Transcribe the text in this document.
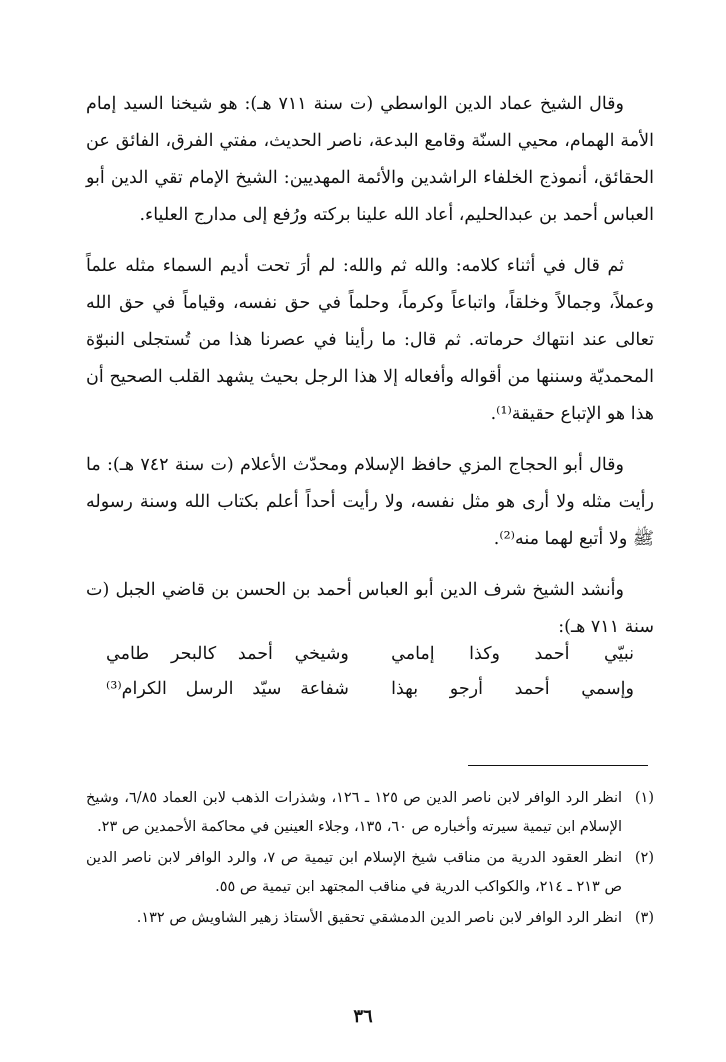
وقال الشيخ عماد الدين الواسطي (ت سنة ٧١١ هـ): هو شيخنا السيد إمام الأمة الهمام، محيي السنّة وقامع البدعة، ناصر الحديث، مفتي الفرق، الفائق عن الحقائق، أنموذج الخلفاء الراشدين والأئمة المهديين: الشيخ الإمام تقي الدين أبو العباس أحمد بن عبدالحليم، أعاد الله علينا بركته ورُفع إلى مدارج العلياء.

ثم قال في أثناء كلامه: والله ثم والله: لم أرَ تحت أديم السماء مثله علماً وعملاً، وجمالاً وخلقاً، واتباعاً وكرماً، وحلماً في حق نفسه، وقياماً في حق الله تعالى عند انتهاك حرماته. ثم قال: ما رأينا في عصرنا هذا من تُستجلى النبوّة المحمديّة وسننها من أقواله وأفعاله إلا هذا الرجل بحيث يشهد القلب الصحيح أن هذا هو الإتباع حقيقة⁽¹⁾.

وقال أبو الحجاج المزي حافظ الإسلام ومحدّث الأعلام (ت سنة ٧٤٢ هـ): ما رأيت مثله ولا أرى هو مثل نفسه، ولا رأيت أحداً أعلم بكتاب الله وسنة رسوله ﷺ ولا أتبع لهما منه⁽²⁾.

وأنشد الشيخ شرف الدين أبو العباس أحمد بن الحسن بن قاضي الجبل (ت سنة ٧١١ هـ):

نبيّي أحمد وكذا إمامي
وشيخي أحمد كالبحر طامي
وإسمي أحمد أرجو بهذا
شفاعة سيّد الرسل الكرام⁽³⁾
(١)
انظر الرد الوافر لابن ناصر الدين ص ١٢٥ ـ ١٢٦، وشذرات الذهب لابن العماد ٦/٨٥، وشيخ الإسلام ابن تيمية سيرته وأخباره ص ٦٠، ١٣٥، وجلاء العينين في محاكمة الأحمدين ص ٢٣.
(٢)
انظر العقود الدرية من مناقب شيخ الإسلام ابن تيمية ص ٧، والرد الوافر لابن ناصر الدين ص ٢١٣ ـ ٢١٤، والكواكب الدرية في مناقب المجتهد ابن تيمية ص ٥٥.
(٣)
انظر الرد الوافر لابن ناصر الدين الدمشقي تحقيق الأستاذ زهير الشاويش ص ١٣٢.
٣٦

---

### EXERCISE BRIEF
Pictures are not part of the copy; reproduce everything else in the records exactly.

### EXERCISE SOLUTION
Transcribe the text in this document.
وقال الشيخ عماد الدين الواسطي (ت سنة ٧١١ هـ): هو شيخنا السيد إمام الأمة الهمام، محيي السنّة وقامع البدعة، ناصر الحديث، مفتي الفرق، الفائق عن الحقائق، أنموذج الخلفاء الراشدين والأئمة المهديين: الشيخ الإمام تقي الدين أبو العباس أحمد بن عبدالحليم، أعاد الله علينا بركته ورُفع إلى مدارج العلياء.

ثم قال في أثناء كلامه: والله ثم والله: لم أرَ تحت أديم السماء مثله علماً وعملاً، وجمالاً وخلقاً، واتباعاً وكرماً، وحلماً في حق نفسه، وقياماً في حق الله تعالى عند انتهاك حرماته. ثم قال: ما رأينا في عصرنا هذا من تُستجلى النبوّة المحمديّة وسننها من أقواله وأفعاله إلا هذا الرجل بحيث يشهد القلب الصحيح أن هذا هو الإتباع حقيقة⁽¹⁾.

وقال أبو الحجاج المزي حافظ الإسلام ومحدّث الأعلام (ت سنة ٧٤٢ هـ): ما رأيت مثله ولا أرى هو مثل نفسه، ولا رأيت أحداً أعلم بكتاب الله وسنة رسوله ﷺ ولا أتبع لهما منه⁽²⁾.

وأنشد الشيخ شرف الدين أبو العباس أحمد بن الحسن بن قاضي الجبل (ت سنة ٧١١ هـ):

نبيّي أحمد وكذا إمامي
وشيخي أحمد كالبحر طامي
وإسمي أحمد أرجو بهذا
شفاعة سيّد الرسل الكرام⁽³⁾
(١)
انظر الرد الوافر لابن ناصر الدين ص ١٢٥ ـ ١٢٦، وشذرات الذهب لابن العماد ٦/٨٥، وشيخ الإسلام ابن تيمية سيرته وأخباره ص ٦٠، ١٣٥، وجلاء العينين في محاكمة الأحمدين ص ٢٣.
(٢)
انظر العقود الدرية من مناقب شيخ الإسلام ابن تيمية ص ٧، والرد الوافر لابن ناصر الدين ص ٢١٣ ـ ٢١٤، والكواكب الدرية في مناقب المجتهد ابن تيمية ص ٥٥.
(٣)
انظر الرد الوافر لابن ناصر الدين الدمشقي تحقيق الأستاذ زهير الشاويش ص ١٣٢.
٣٦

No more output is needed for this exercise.